▸ EXERCISE:
Each entry below is to be given again word for word, with no pictures.

Items listed in a dataset
___

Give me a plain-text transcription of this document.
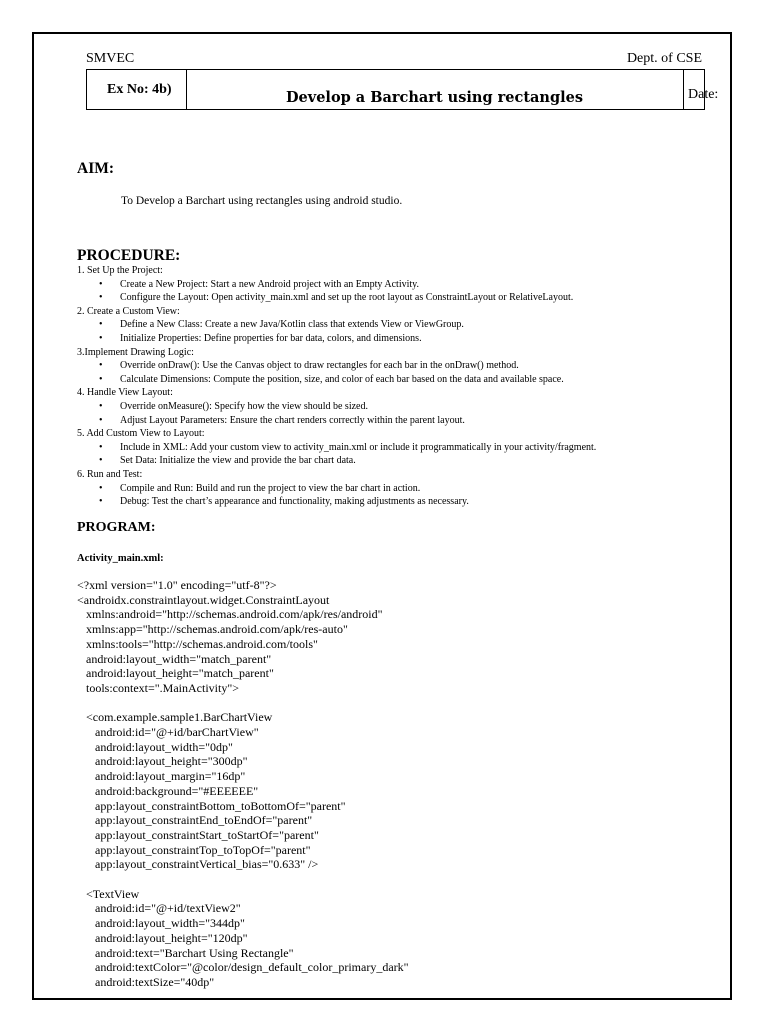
SMVEC	Dept. of CSE
Ex No: 4b)	Develop a Barchart using rectangles	Date:
AIM:
To Develop a Barchart using rectangles using android studio.
PROCEDURE:
1. Set Up the Project:
• Create a New Project: Start a new Android project with an Empty Activity.
• Configure the Layout: Open activity_main.xml and set up the root layout as ConstraintLayout or RelativeLayout.
2. Create a Custom View:
• Define a New Class: Create a new Java/Kotlin class that extends View or ViewGroup.
• Initialize Properties: Define properties for bar data, colors, and dimensions.
3.Implement Drawing Logic:
• Override onDraw(): Use the Canvas object to draw rectangles for each bar in the onDraw() method.
• Calculate Dimensions: Compute the position, size, and color of each bar based on the data and available space.
4. Handle View Layout:
• Override onMeasure(): Specify how the view should be sized.
• Adjust Layout Parameters: Ensure the chart renders correctly within the parent layout.
5. Add Custom View to Layout:
• Include in XML: Add your custom view to activity_main.xml or include it programmatically in your activity/fragment.
• Set Data: Initialize the view and provide the bar chart data.
6. Run and Test:
• Compile and Run: Build and run the project to view the bar chart in action.
• Debug: Test the chart’s appearance and functionality, making adjustments as necessary.
PROGRAM:
Activity_main.xml:
<?xml version="1.0" encoding="utf-8"?>
<androidx.constraintlayout.widget.ConstraintLayout
xmlns:android="http://schemas.android.com/apk/res/android"
xmlns:app="http://schemas.android.com/apk/res-auto"
xmlns:tools="http://schemas.android.com/tools"
android:layout_width="match_parent"
android:layout_height="match_parent"
tools:context=".MainActivity">
<com.example.sample1.BarChartView
android:id="@+id/barChartView"
android:layout_width="0dp"
android:layout_height="300dp"
android:layout_margin="16dp"
android:background="#EEEEEE"
app:layout_constraintBottom_toBottomOf="parent"
app:layout_constraintEnd_toEndOf="parent"
app:layout_constraintStart_toStartOf="parent"
app:layout_constraintTop_toTopOf="parent"
app:layout_constraintVertical_bias="0.633" />
<TextView
android:id="@+id/textView2"
android:layout_width="344dp"
android:layout_height="120dp"
android:text="Barchart Using Rectangle"
android:textColor="@color/design_default_color_primary_dark"
android:textSize="40dp"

___

▸ OUTPUT:
Give me a plain-text transcription of this document.
SMVEC	Dept. of CSE
Ex No: 4b)	Develop a Barchart using rectangles	Date:
AIM:
To Develop a Barchart using rectangles using android studio.
PROCEDURE:
1. Set Up the Project:
• Create a New Project: Start a new Android project with an Empty Activity.
• Configure the Layout: Open activity_main.xml and set up the root layout as ConstraintLayout or RelativeLayout.
2. Create a Custom View:
• Define a New Class: Create a new Java/Kotlin class that extends View or ViewGroup.
• Initialize Properties: Define properties for bar data, colors, and dimensions.
3.Implement Drawing Logic:
• Override onDraw(): Use the Canvas object to draw rectangles for each bar in the onDraw() method.
• Calculate Dimensions: Compute the position, size, and color of each bar based on the data and available space.
4. Handle View Layout:
• Override onMeasure(): Specify how the view should be sized.
• Adjust Layout Parameters: Ensure the chart renders correctly within the parent layout.
5. Add Custom View to Layout:
• Include in XML: Add your custom view to activity_main.xml or include it programmatically in your activity/fragment.
• Set Data: Initialize the view and provide the bar chart data.
6. Run and Test:
• Compile and Run: Build and run the project to view the bar chart in action.
• Debug: Test the chart’s appearance and functionality, making adjustments as necessary.
PROGRAM:
Activity_main.xml:
<?xml version="1.0" encoding="utf-8"?>
<androidx.constraintlayout.widget.ConstraintLayout
xmlns:android="http://schemas.android.com/apk/res/android"
xmlns:app="http://schemas.android.com/apk/res-auto"
xmlns:tools="http://schemas.android.com/tools"
android:layout_width="match_parent"
android:layout_height="match_parent"
tools:context=".MainActivity">
<com.example.sample1.BarChartView
android:id="@+id/barChartView"
android:layout_width="0dp"
android:layout_height="300dp"
android:layout_margin="16dp"
android:background="#EEEEEE"
app:layout_constraintBottom_toBottomOf="parent"
app:layout_constraintEnd_toEndOf="parent"
app:layout_constraintStart_toStartOf="parent"
app:layout_constraintTop_toTopOf="parent"
app:layout_constraintVertical_bias="0.633" />
<TextView
android:id="@+id/textView2"
android:layout_width="344dp"
android:layout_height="120dp"
android:text="Barchart Using Rectangle"
android:textColor="@color/design_default_color_primary_dark"
android:textSize="40dp"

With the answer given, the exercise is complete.